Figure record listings
-=-=-

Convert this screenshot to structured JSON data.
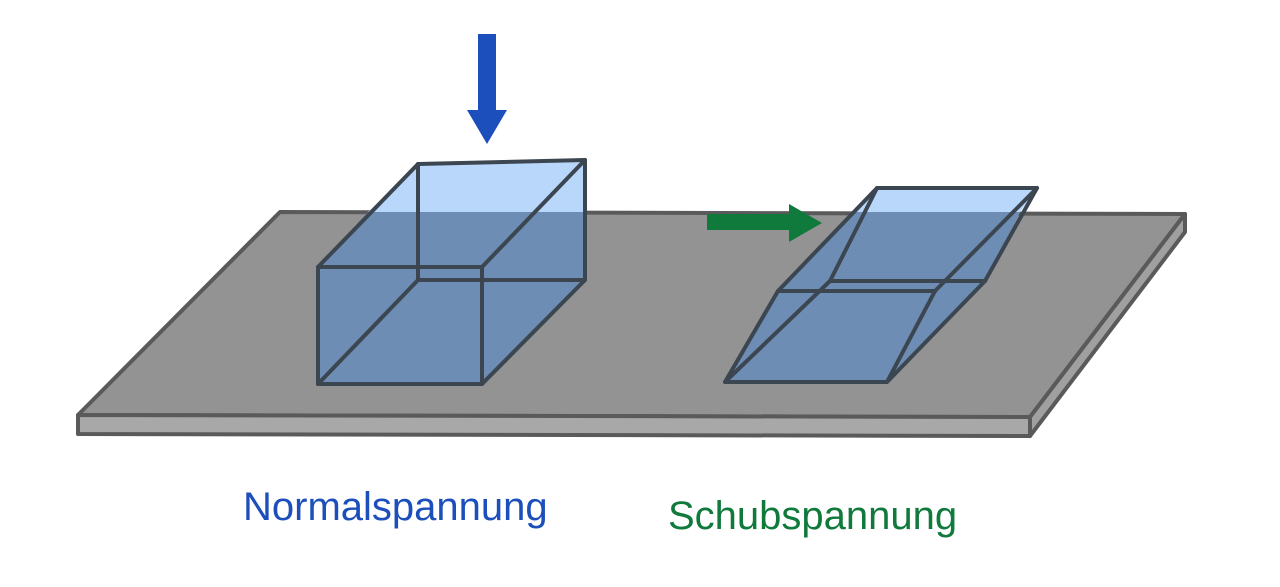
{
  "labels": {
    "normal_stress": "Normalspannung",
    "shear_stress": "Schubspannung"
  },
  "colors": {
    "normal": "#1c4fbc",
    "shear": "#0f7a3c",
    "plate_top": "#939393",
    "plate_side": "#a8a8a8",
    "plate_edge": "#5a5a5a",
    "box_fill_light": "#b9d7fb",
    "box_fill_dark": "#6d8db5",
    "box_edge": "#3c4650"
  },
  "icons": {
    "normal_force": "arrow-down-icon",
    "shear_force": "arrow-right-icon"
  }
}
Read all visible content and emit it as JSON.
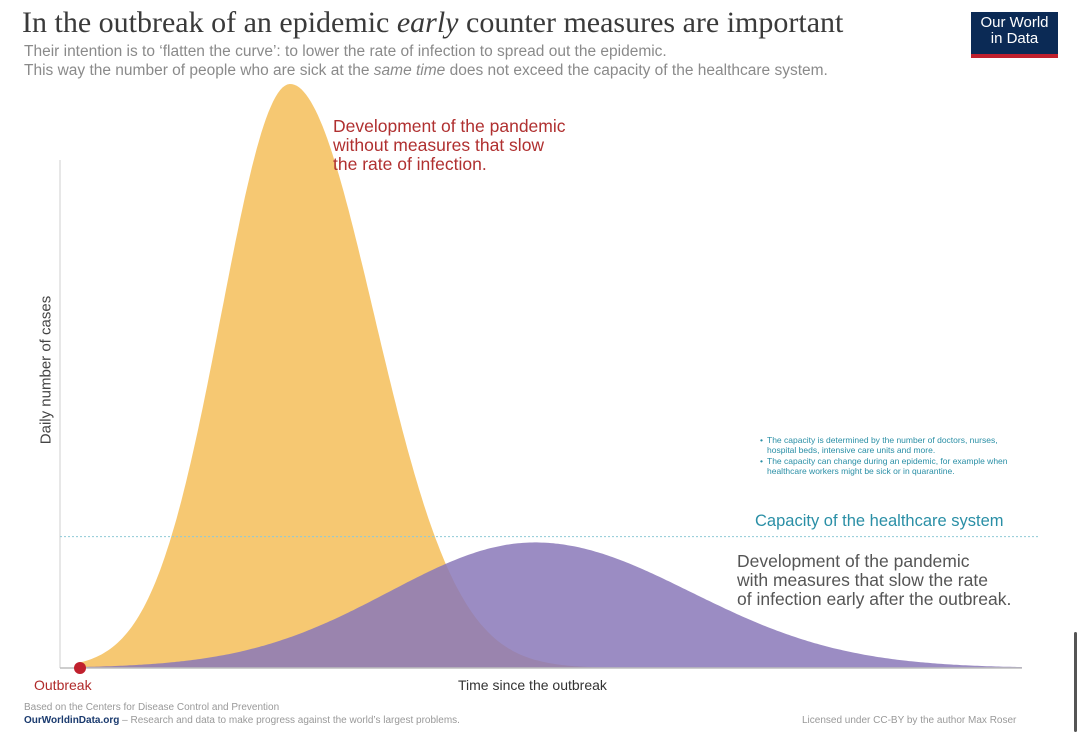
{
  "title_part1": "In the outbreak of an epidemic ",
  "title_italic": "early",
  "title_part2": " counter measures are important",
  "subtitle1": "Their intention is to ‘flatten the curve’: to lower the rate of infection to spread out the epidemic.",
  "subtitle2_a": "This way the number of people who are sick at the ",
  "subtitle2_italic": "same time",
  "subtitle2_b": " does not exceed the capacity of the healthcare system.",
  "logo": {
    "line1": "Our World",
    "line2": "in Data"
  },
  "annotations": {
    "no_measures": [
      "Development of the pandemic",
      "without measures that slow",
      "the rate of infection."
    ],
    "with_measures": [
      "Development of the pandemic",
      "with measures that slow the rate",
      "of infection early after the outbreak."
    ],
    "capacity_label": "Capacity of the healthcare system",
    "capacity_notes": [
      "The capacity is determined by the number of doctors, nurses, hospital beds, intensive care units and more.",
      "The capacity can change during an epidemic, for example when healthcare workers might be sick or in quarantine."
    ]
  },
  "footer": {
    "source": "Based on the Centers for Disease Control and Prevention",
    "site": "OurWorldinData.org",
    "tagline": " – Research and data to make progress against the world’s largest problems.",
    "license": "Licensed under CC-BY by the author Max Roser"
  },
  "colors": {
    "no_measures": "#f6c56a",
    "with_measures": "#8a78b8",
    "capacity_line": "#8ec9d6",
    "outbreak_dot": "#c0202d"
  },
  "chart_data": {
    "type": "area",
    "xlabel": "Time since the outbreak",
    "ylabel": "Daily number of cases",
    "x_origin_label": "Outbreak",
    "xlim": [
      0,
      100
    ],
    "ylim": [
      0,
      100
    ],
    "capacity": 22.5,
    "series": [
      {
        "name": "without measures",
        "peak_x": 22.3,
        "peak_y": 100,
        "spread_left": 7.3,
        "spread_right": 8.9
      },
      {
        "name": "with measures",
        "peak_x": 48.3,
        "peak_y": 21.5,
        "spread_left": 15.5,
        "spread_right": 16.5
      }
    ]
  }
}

-=-=-

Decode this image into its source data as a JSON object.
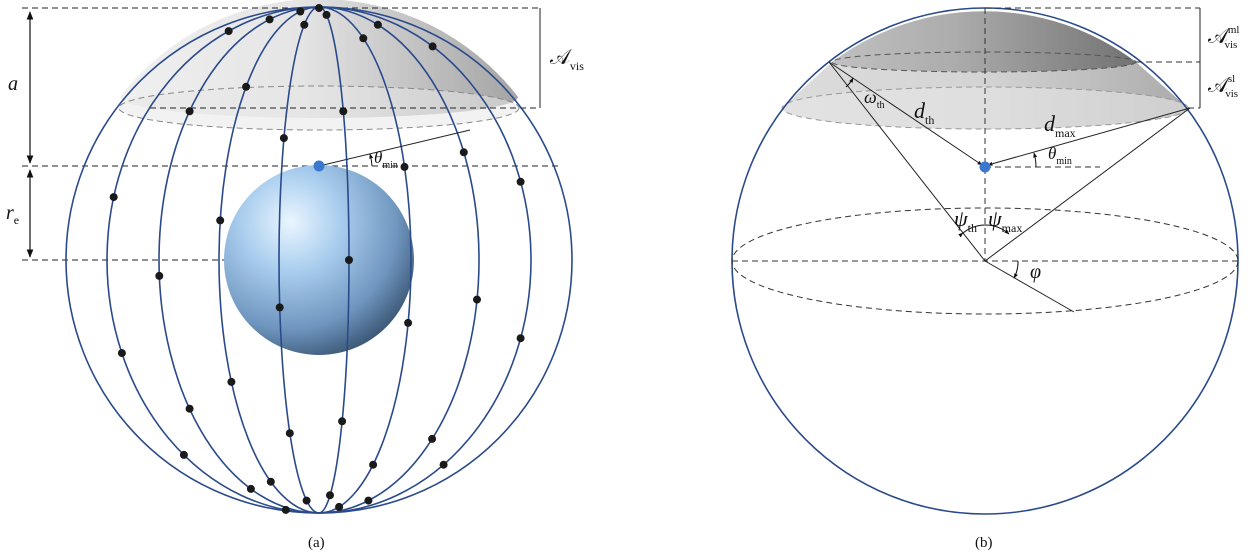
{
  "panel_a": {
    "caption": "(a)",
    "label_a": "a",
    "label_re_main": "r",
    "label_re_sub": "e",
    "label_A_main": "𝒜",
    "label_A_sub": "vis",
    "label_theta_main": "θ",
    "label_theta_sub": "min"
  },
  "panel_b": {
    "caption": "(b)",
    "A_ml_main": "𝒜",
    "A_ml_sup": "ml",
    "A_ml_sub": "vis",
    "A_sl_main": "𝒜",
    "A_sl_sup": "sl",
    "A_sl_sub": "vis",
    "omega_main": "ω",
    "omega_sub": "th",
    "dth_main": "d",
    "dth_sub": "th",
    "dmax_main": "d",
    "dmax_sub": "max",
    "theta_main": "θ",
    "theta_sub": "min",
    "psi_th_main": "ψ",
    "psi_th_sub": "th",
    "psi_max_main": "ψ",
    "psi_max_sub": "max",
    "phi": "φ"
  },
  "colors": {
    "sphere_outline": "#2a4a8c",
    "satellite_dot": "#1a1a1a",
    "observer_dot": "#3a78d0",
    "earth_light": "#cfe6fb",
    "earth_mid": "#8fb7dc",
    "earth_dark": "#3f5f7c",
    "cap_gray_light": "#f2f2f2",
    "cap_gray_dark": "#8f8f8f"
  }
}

-=-=-

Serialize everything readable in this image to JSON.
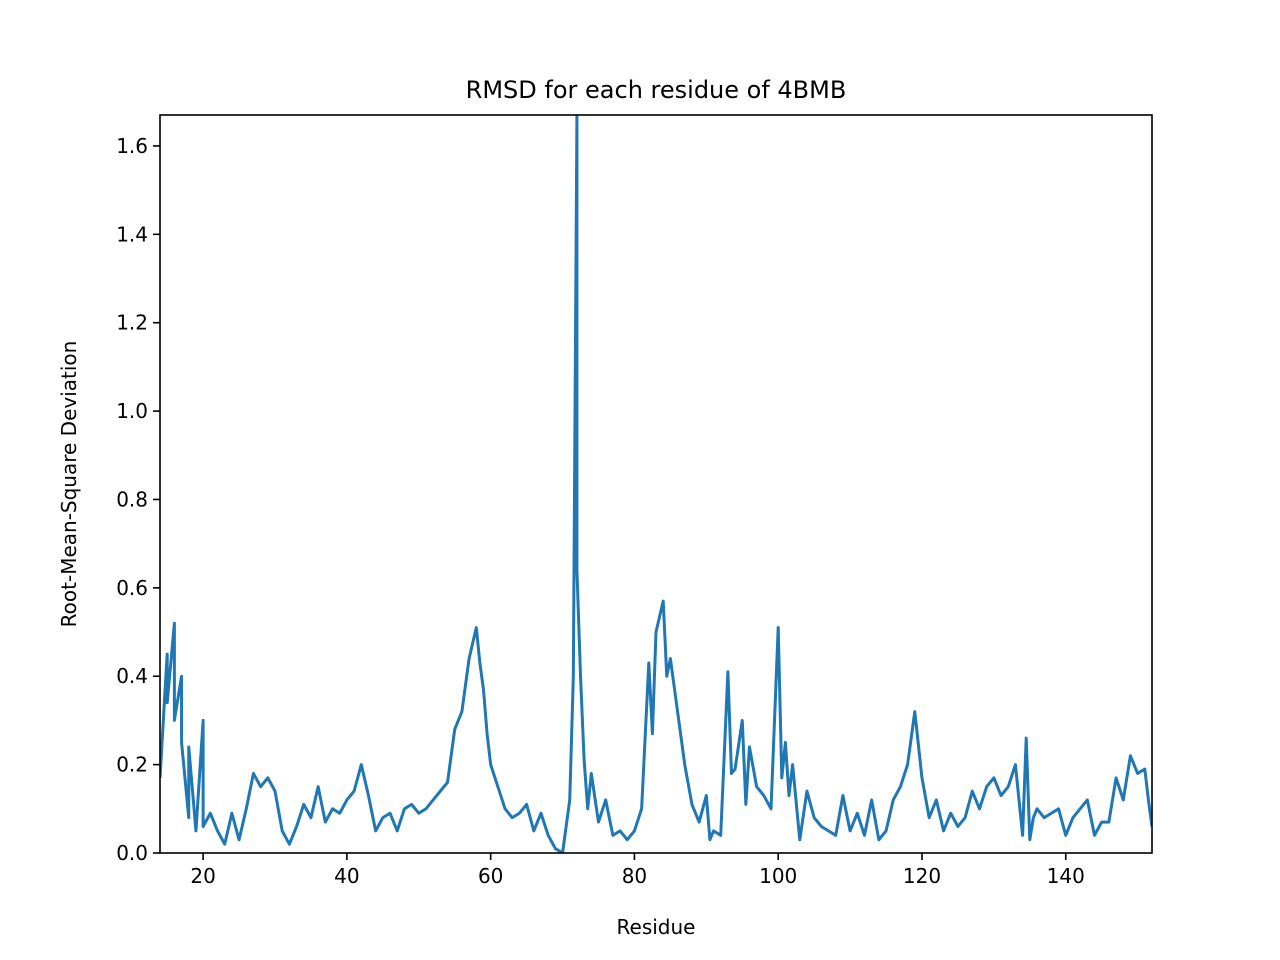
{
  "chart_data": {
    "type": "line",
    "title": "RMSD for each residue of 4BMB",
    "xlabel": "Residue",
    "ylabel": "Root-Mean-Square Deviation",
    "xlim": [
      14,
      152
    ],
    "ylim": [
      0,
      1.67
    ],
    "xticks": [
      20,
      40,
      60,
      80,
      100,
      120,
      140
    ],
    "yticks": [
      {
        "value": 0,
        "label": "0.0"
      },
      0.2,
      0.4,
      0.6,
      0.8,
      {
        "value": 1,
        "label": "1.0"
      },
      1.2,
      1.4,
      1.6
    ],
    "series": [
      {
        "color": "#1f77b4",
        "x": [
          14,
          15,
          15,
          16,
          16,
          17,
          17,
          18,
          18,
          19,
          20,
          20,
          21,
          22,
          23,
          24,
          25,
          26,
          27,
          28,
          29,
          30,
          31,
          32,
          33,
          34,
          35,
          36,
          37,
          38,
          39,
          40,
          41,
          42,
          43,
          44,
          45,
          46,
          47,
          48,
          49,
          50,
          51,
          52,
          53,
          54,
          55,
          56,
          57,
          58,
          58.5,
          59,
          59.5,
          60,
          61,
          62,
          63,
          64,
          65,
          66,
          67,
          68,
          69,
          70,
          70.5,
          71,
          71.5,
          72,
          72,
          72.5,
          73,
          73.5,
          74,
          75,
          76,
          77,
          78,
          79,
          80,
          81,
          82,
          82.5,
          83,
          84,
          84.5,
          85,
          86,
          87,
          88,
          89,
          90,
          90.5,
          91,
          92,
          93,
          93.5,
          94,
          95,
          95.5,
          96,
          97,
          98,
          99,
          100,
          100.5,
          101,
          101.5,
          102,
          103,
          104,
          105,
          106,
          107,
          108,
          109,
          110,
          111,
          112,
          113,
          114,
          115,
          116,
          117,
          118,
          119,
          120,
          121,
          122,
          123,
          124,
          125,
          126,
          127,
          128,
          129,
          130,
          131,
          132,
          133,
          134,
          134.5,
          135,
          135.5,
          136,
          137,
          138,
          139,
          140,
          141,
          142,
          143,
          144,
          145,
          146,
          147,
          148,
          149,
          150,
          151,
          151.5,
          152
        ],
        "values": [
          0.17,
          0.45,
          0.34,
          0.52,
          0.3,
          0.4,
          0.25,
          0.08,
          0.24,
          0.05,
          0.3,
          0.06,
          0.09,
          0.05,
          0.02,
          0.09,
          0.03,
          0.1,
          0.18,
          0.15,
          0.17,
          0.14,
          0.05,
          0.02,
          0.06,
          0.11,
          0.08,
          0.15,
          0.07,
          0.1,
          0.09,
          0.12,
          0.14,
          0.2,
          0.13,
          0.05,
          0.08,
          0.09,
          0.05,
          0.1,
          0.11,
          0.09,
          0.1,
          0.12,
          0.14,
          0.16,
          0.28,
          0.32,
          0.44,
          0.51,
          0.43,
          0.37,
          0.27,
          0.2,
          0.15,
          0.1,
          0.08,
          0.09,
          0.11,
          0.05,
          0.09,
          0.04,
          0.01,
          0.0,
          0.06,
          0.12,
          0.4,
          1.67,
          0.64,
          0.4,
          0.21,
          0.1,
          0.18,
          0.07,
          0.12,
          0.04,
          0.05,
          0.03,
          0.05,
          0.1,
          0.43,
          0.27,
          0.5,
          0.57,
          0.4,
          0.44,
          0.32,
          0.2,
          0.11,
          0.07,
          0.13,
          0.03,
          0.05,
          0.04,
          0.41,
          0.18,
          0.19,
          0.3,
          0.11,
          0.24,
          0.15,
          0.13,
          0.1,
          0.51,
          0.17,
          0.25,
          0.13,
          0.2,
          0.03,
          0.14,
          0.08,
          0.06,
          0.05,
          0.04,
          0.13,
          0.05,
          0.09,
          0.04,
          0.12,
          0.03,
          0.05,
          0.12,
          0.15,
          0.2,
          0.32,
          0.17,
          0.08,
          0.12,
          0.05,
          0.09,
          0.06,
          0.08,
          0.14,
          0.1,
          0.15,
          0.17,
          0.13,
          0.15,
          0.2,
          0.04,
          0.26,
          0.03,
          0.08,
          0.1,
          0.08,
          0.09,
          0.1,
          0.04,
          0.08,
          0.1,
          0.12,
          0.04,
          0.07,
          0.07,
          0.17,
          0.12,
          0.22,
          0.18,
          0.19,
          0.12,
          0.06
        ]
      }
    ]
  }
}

-=-=-

### TO BE DONE
Look over the material above and show each line where "that" appears.

### ANSWER IN FULL
      "without measures that slow",
      "with measures that slow the rate",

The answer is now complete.